Collected data:
──────────────────────────────
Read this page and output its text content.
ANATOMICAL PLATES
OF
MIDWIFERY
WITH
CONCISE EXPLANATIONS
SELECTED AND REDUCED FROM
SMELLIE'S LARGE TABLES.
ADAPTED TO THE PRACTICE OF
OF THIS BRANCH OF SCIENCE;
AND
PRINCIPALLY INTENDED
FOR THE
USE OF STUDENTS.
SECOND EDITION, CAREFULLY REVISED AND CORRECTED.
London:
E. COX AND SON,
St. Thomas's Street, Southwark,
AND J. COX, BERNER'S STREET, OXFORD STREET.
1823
──────────────────────────────
-- EXERCISE --
All of the entries above must be quoted exactly.

-- EXPECTED ANSWER --
Read this page and output its text content.
ANATOMICAL PLATES
OF
MIDWIFERY
WITH
CONCISE EXPLANATIONS
SELECTED AND REDUCED FROM
SMELLIE'S LARGE TABLES.
ADAPTED TO THE PRACTICE OF
OF THIS BRANCH OF SCIENCE;
AND
PRINCIPALLY INTENDED
FOR THE
USE OF STUDENTS.
SECOND EDITION, CAREFULLY REVISED AND CORRECTED.
London:
E. COX AND SON,
St. Thomas's Street, Southwark,
AND J. COX, BERNER'S STREET, OXFORD STREET.
1823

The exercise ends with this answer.